The entries that follow should be written out exactly.

### Data shown
* * * * * * *

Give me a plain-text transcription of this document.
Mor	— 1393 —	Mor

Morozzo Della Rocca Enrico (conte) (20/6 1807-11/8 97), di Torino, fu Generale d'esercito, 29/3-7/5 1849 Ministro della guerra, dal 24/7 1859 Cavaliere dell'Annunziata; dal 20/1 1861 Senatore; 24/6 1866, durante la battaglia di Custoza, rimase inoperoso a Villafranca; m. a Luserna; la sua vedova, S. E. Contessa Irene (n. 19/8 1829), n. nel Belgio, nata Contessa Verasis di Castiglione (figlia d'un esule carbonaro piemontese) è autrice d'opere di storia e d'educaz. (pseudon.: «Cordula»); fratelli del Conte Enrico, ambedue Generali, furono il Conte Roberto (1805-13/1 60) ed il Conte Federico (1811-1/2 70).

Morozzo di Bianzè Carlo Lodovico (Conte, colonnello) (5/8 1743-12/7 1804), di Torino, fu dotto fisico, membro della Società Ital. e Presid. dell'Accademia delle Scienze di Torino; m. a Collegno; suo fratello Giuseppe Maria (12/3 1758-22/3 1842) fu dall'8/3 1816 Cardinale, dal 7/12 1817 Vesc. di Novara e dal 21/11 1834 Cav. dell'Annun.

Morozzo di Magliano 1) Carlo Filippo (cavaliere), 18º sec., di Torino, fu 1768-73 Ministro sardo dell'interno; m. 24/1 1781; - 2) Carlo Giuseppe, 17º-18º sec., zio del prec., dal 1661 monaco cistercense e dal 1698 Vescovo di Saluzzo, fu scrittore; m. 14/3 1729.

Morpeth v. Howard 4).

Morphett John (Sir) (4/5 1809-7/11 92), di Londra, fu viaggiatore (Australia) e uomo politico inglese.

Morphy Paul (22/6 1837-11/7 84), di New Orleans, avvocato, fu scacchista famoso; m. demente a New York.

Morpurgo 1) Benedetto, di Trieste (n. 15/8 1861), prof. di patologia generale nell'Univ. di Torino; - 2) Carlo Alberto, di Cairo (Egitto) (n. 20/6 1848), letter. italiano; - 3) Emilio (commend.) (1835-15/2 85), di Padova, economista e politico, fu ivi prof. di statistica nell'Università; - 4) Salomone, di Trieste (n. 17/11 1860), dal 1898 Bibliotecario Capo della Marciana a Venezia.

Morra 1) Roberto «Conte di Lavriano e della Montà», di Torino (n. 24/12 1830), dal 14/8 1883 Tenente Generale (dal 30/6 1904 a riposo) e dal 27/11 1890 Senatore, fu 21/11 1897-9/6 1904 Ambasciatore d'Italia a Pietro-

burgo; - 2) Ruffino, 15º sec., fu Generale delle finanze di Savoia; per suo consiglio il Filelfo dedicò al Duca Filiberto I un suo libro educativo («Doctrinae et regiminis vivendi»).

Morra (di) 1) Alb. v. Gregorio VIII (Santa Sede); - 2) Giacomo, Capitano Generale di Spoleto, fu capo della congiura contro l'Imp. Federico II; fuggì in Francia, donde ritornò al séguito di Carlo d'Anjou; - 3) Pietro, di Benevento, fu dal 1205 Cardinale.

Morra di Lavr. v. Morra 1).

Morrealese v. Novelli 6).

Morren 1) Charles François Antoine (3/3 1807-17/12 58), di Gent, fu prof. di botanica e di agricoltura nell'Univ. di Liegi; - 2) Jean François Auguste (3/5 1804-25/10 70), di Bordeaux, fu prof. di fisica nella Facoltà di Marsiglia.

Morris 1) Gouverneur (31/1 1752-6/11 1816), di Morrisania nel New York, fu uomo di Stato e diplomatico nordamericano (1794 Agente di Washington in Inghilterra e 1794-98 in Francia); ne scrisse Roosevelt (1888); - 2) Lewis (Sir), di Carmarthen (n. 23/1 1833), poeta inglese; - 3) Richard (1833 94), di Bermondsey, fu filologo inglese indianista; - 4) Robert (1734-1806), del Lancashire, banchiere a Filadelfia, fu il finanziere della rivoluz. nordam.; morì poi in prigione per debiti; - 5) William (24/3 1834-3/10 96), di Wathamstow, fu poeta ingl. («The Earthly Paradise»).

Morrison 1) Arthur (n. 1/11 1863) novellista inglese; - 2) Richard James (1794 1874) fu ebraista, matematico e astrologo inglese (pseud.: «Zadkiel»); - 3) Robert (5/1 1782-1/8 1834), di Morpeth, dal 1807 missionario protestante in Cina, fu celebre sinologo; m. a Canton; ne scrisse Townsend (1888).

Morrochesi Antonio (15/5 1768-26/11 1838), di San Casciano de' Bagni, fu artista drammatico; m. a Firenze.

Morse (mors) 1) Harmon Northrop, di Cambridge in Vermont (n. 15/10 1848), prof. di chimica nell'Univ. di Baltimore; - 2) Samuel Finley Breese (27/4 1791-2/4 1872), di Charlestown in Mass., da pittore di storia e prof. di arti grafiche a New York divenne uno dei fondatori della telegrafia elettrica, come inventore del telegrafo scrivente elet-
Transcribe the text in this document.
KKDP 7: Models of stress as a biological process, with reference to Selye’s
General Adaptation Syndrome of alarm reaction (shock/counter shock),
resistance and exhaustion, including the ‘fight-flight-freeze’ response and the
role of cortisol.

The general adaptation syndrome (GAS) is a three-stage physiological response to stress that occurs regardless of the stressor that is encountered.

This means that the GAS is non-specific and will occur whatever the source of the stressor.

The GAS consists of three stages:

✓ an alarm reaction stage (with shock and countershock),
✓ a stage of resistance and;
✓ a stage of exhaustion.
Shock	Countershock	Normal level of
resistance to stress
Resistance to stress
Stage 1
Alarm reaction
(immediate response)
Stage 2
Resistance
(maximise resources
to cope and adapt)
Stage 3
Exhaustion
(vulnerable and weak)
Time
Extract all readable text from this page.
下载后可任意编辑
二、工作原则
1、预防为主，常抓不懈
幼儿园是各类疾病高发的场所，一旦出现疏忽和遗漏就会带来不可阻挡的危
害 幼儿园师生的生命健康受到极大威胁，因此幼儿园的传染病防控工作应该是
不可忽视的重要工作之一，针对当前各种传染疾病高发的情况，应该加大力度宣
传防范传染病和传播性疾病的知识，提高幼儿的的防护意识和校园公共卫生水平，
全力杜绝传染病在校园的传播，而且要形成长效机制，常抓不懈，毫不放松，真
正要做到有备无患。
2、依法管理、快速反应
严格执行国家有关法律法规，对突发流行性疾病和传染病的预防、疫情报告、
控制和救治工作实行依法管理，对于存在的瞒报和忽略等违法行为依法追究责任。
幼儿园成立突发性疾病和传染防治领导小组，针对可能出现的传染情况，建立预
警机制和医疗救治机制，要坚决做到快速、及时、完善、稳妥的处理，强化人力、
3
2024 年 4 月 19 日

* * * * * * *

### Expected output
Give me a plain-text transcription of this document.
Mor	— 1393 —	Mor

Morozzo Della Rocca Enrico (conte) (20/6 1807-11/8 97), di Torino, fu Generale d'esercito, 29/3-7/5 1849 Ministro della guerra, dal 24/7 1859 Cavaliere dell'Annunziata; dal 20/1 1861 Senatore; 24/6 1866, durante la battaglia di Custoza, rimase inoperoso a Villafranca; m. a Luserna; la sua vedova, S. E. Contessa Irene (n. 19/8 1829), n. nel Belgio, nata Contessa Verasis di Castiglione (figlia d'un esule carbonaro piemontese) è autrice d'opere di storia e d'educaz. (pseudon.: «Cordula»); fratelli del Conte Enrico, ambedue Generali, furono il Conte Roberto (1805-13/1 60) ed il Conte Federico (1811-1/2 70).

Morozzo di Bianzè Carlo Lodovico (Conte, colonnello) (5/8 1743-12/7 1804), di Torino, fu dotto fisico, membro della Società Ital. e Presid. dell'Accademia delle Scienze di Torino; m. a Collegno; suo fratello Giuseppe Maria (12/3 1758-22/3 1842) fu dall'8/3 1816 Cardinale, dal 7/12 1817 Vesc. di Novara e dal 21/11 1834 Cav. dell'Annun.

Morozzo di Magliano 1) Carlo Filippo (cavaliere), 18º sec., di Torino, fu 1768-73 Ministro sardo dell'interno; m. 24/1 1781; - 2) Carlo Giuseppe, 17º-18º sec., zio del prec., dal 1661 monaco cistercense e dal 1698 Vescovo di Saluzzo, fu scrittore; m. 14/3 1729.

Morpeth v. Howard 4).

Morphett John (Sir) (4/5 1809-7/11 92), di Londra, fu viaggiatore (Australia) e uomo politico inglese.

Morphy Paul (22/6 1837-11/7 84), di New Orleans, avvocato, fu scacchista famoso; m. demente a New York.

Morpurgo 1) Benedetto, di Trieste (n. 15/8 1861), prof. di patologia generale nell'Univ. di Torino; - 2) Carlo Alberto, di Cairo (Egitto) (n. 20/6 1848), letter. italiano; - 3) Emilio (commend.) (1835-15/2 85), di Padova, economista e politico, fu ivi prof. di statistica nell'Università; - 4) Salomone, di Trieste (n. 17/11 1860), dal 1898 Bibliotecario Capo della Marciana a Venezia.

Morra 1) Roberto «Conte di Lavriano e della Montà», di Torino (n. 24/12 1830), dal 14/8 1883 Tenente Generale (dal 30/6 1904 a riposo) e dal 27/11 1890 Senatore, fu 21/11 1897-9/6 1904 Ambasciatore d'Italia a Pietro-

burgo; - 2) Ruffino, 15º sec., fu Generale delle finanze di Savoia; per suo consiglio il Filelfo dedicò al Duca Filiberto I un suo libro educativo («Doctrinae et regiminis vivendi»).

Morra (di) 1) Alb. v. Gregorio VIII (Santa Sede); - 2) Giacomo, Capitano Generale di Spoleto, fu capo della congiura contro l'Imp. Federico II; fuggì in Francia, donde ritornò al séguito di Carlo d'Anjou; - 3) Pietro, di Benevento, fu dal 1205 Cardinale.

Morra di Lavr. v. Morra 1).

Morrealese v. Novelli 6).

Morren 1) Charles François Antoine (3/3 1807-17/12 58), di Gent, fu prof. di botanica e di agricoltura nell'Univ. di Liegi; - 2) Jean François Auguste (3/5 1804-25/10 70), di Bordeaux, fu prof. di fisica nella Facoltà di Marsiglia.

Morris 1) Gouverneur (31/1 1752-6/11 1816), di Morrisania nel New York, fu uomo di Stato e diplomatico nordamericano (1794 Agente di Washington in Inghilterra e 1794-98 in Francia); ne scrisse Roosevelt (1888); - 2) Lewis (Sir), di Carmarthen (n. 23/1 1833), poeta inglese; - 3) Richard (1833 94), di Bermondsey, fu filologo inglese indianista; - 4) Robert (1734-1806), del Lancashire, banchiere a Filadelfia, fu il finanziere della rivoluz. nordam.; morì poi in prigione per debiti; - 5) William (24/3 1834-3/10 96), di Wathamstow, fu poeta ingl. («The Earthly Paradise»).

Morrison 1) Arthur (n. 1/11 1863) novellista inglese; - 2) Richard James (1794 1874) fu ebraista, matematico e astrologo inglese (pseud.: «Zadkiel»); - 3) Robert (5/1 1782-1/8 1834), di Morpeth, dal 1807 missionario protestante in Cina, fu celebre sinologo; m. a Canton; ne scrisse Townsend (1888).

Morrochesi Antonio (15/5 1768-26/11 1838), di San Casciano de' Bagni, fu artista drammatico; m. a Firenze.

Morse (mors) 1) Harmon Northrop, di Cambridge in Vermont (n. 15/10 1848), prof. di chimica nell'Univ. di Baltimore; - 2) Samuel Finley Breese (27/4 1791-2/4 1872), di Charlestown in Mass., da pittore di storia e prof. di arti grafiche a New York divenne uno dei fondatori della telegrafia elettrica, come inventore del telegrafo scrivente elet-
Transcribe the text in this document.
KKDP 7: Models of stress as a biological process, with reference to Selye’s
General Adaptation Syndrome of alarm reaction (shock/counter shock),
resistance and exhaustion, including the ‘fight-flight-freeze’ response and the
role of cortisol.

The general adaptation syndrome (GAS) is a three-stage physiological response to stress that occurs regardless of the stressor that is encountered.

This means that the GAS is non-specific and will occur whatever the source of the stressor.

The GAS consists of three stages:

✓ an alarm reaction stage (with shock and countershock),
✓ a stage of resistance and;
✓ a stage of exhaustion.
Shock	Countershock	Normal level of
resistance to stress
Resistance to stress
Stage 1
Alarm reaction
(immediate response)
Stage 2
Resistance
(maximise resources
to cope and adapt)
Stage 3
Exhaustion
(vulnerable and weak)
Time
Extract all readable text from this page.
下载后可任意编辑
二、工作原则
1、预防为主，常抓不懈
幼儿园是各类疾病高发的场所，一旦出现疏忽和遗漏就会带来不可阻挡的危
害 幼儿园师生的生命健康受到极大威胁，因此幼儿园的传染病防控工作应该是
不可忽视的重要工作之一，针对当前各种传染疾病高发的情况，应该加大力度宣
传防范传染病和传播性疾病的知识，提高幼儿的的防护意识和校园公共卫生水平，
全力杜绝传染病在校园的传播，而且要形成长效机制，常抓不懈，毫不放松，真
正要做到有备无患。
2、依法管理、快速反应
严格执行国家有关法律法规，对突发流行性疾病和传染病的预防、疫情报告、
控制和救治工作实行依法管理，对于存在的瞒报和忽略等违法行为依法追究责任。
幼儿园成立突发性疾病和传染防治领导小组，针对可能出现的传染情况，建立预
警机制和医疗救治机制，要坚决做到快速、及时、完善、稳妥的处理，强化人力、
3
2024 年 4 月 19 日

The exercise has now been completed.